(TEXT SHOWN)
# HMRC Spain individual form



## Confuseddotcom (Feb 11, 2015)

We need to complete HMRC spain individual form and it asks for a certificate "Residencia Fiscal en Espana Convenio" from the spanish tax authorities. I will be tax resident now in 2015 and not complete my first tax return until 2016. Will I be able to obtain this form before I do my 2016 tax return? If so can I just ask for it. Has anyone filled this form in recently. Thank you for any advice in informing all the right authorities


----------



## CapnBilly (Jun 7, 2011)

Confuseddotcom said:


> We need to complete HMRC spain individual form and it asks for a certificate "Residencia Fiscal en Espana Convenio" from the spanish tax authorities. I will be tax resident now in 2015 and not complete my first tax return until 2016. Will I be able to obtain this form before I do my 2016 tax return? If so can I just ask for it. Has anyone filled this form in recently. Thank you for any advice in informing all the right authorities


Hacienda won't issue you with a Certificate of Fiscal Residence until you have submitted a return, so about August 2016. There will be no problem getting a refund of tax from HMRC, but you effectively have to pay Hacienda before you get your refund.

(INFORMATION PROVIDED)
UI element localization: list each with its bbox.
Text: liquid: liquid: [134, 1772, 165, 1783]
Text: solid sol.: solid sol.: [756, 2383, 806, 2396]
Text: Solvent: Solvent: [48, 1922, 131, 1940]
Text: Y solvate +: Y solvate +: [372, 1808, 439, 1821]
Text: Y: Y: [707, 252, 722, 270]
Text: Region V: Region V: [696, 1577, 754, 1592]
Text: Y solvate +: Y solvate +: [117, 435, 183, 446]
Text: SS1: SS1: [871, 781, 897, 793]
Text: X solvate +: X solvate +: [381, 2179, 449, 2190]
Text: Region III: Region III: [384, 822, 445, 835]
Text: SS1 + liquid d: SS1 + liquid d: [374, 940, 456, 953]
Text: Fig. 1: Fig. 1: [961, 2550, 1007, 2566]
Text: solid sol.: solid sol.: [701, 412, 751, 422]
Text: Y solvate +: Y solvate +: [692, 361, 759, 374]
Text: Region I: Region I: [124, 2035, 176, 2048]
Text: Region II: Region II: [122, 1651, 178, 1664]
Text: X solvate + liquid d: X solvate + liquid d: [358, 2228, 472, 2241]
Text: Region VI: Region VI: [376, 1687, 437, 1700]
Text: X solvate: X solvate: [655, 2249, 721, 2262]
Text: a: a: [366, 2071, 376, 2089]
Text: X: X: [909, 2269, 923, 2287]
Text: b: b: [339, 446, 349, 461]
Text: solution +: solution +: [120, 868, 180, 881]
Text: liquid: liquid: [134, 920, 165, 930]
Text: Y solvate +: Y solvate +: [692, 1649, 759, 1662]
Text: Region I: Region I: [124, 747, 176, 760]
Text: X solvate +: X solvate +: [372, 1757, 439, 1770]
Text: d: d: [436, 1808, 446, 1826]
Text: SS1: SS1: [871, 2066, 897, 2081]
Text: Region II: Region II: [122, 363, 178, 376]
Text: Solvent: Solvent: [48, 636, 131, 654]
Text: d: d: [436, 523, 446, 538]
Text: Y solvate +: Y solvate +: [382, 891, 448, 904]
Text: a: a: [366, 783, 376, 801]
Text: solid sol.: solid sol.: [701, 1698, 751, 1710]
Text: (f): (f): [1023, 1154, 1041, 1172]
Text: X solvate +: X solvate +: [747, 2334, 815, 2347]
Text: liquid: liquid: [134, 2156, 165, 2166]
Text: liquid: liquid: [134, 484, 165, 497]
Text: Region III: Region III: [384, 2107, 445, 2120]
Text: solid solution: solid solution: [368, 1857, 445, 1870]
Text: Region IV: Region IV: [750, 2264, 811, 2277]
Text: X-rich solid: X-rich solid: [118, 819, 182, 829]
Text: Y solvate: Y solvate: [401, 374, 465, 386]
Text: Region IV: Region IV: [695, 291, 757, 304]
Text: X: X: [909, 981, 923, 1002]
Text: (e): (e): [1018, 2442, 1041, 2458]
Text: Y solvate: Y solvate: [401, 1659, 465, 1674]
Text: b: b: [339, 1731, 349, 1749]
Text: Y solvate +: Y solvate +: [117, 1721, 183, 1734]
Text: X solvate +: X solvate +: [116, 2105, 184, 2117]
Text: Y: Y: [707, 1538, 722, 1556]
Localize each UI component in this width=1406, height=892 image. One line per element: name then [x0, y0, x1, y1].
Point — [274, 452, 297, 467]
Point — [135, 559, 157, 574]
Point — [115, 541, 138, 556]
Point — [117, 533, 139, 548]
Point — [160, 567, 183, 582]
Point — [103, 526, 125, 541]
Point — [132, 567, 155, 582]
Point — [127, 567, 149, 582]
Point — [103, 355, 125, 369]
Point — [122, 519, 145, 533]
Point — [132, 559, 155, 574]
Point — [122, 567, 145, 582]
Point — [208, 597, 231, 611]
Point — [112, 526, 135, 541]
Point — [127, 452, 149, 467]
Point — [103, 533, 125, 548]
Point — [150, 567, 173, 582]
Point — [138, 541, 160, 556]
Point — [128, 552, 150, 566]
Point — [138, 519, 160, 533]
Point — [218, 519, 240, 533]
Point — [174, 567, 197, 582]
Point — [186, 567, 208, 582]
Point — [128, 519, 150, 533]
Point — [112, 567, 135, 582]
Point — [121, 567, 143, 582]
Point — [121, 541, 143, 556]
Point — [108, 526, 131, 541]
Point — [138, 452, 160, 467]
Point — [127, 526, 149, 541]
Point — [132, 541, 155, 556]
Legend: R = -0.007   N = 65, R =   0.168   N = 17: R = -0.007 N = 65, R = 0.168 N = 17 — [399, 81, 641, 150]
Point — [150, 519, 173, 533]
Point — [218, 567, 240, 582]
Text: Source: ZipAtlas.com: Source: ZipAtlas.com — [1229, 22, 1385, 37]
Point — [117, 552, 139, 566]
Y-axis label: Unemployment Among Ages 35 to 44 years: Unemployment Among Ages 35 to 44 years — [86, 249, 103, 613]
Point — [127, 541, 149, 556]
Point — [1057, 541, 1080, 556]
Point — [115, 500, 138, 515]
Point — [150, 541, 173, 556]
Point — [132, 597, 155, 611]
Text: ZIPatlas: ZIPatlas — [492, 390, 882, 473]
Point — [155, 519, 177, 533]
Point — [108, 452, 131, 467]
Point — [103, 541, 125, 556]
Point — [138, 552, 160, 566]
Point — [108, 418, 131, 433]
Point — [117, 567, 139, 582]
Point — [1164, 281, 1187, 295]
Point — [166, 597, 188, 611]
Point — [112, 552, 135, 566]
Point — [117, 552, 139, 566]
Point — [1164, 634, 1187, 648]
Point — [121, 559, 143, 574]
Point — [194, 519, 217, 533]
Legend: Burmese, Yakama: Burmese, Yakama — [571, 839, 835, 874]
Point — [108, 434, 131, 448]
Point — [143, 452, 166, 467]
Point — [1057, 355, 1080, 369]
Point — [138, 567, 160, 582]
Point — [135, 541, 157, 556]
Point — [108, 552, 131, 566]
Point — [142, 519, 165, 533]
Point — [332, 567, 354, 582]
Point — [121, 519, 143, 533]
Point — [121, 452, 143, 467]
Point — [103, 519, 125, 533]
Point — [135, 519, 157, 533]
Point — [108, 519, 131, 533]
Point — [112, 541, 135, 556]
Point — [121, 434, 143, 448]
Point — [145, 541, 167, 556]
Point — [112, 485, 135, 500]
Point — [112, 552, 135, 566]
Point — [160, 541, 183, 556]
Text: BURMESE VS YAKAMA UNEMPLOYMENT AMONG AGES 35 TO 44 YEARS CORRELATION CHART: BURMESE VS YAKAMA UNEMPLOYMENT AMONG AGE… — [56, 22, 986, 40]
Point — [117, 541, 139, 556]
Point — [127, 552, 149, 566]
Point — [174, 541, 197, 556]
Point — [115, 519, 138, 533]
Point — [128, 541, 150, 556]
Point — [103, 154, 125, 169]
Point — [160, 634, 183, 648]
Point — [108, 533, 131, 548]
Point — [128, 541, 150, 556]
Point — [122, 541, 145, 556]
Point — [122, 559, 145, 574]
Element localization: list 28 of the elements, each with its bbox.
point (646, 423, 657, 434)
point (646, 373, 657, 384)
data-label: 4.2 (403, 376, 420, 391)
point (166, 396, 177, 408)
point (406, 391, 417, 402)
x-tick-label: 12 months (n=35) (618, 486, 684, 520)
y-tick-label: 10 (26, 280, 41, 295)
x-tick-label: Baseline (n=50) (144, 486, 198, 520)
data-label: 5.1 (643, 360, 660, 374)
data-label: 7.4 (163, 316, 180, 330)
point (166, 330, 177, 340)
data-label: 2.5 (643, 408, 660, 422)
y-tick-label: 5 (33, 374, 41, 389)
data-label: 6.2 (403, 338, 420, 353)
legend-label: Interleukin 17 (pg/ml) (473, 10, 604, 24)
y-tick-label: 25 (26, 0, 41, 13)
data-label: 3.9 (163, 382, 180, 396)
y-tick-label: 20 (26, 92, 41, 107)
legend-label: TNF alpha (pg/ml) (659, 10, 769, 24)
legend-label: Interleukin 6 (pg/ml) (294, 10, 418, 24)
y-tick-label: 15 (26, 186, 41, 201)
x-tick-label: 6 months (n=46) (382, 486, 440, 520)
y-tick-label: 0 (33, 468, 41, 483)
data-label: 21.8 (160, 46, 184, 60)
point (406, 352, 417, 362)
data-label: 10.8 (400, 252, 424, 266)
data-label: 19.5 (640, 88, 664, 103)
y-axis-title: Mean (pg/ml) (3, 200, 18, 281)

(EXERCISE TASKS)
1. In the forum thread about the HMRC Spain individual form, when does the reply say Hacienda will issue a Certificate of Fiscal Residence?
2. Return the passage of the forum thread about the HMRC Spain individual form from "Hacienda won't issue" to "get your refund.".
3. List every distinct year that appears anywhere in the forum thread about the HMRC Spain individual form, including the post dates.
The records are separate material.

(OUTPUTS IN ORDER)
1. Only after a return has been submitted, so about August 2016.

2.
Hacienda won't issue you with a Certificate of Fiscal Residence until you have submitted a return, so about August 2016. There will be no problem getting a refund of tax from HMRC, but you effectively have to pay Hacienda before you get your refund.

3. 2015, 2011, 2016